Required work: Find each line of the entries below that contains the word "with" and copy it in full; case counts.
--- Data shown ---
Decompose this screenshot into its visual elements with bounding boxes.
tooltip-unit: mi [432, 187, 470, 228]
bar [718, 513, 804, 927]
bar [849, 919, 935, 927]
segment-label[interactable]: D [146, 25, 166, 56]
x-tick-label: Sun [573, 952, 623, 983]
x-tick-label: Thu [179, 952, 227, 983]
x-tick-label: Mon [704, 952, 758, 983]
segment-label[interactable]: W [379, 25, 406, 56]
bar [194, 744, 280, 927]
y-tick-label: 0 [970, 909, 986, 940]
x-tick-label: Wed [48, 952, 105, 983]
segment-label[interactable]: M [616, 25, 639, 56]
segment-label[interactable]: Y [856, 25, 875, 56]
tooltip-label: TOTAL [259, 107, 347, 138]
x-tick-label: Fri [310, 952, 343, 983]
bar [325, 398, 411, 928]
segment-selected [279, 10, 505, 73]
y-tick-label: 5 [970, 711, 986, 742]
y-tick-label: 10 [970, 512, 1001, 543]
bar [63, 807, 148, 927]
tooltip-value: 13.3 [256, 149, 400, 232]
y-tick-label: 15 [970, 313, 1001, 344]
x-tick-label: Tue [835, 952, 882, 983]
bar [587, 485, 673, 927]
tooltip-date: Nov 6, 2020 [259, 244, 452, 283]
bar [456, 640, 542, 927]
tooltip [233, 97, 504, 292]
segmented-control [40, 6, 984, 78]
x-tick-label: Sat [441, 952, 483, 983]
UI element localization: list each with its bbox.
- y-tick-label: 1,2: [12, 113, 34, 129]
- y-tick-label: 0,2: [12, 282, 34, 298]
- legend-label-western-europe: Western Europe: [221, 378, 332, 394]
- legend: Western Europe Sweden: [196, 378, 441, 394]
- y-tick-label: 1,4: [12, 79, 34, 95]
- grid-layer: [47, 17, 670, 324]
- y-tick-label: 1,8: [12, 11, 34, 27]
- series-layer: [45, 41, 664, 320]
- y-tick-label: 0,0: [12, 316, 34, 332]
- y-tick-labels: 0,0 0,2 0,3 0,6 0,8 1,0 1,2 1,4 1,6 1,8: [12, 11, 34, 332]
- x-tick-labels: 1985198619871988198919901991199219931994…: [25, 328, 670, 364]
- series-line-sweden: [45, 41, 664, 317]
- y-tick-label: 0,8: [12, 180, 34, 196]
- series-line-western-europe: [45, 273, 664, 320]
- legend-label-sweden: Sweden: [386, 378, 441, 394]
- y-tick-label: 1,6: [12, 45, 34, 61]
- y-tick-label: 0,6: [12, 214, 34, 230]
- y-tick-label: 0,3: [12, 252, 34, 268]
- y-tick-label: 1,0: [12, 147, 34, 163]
---
The response:
Decompose this screenshot into its visual elements with bounding boxes.
UI element localization: list each with its bbox.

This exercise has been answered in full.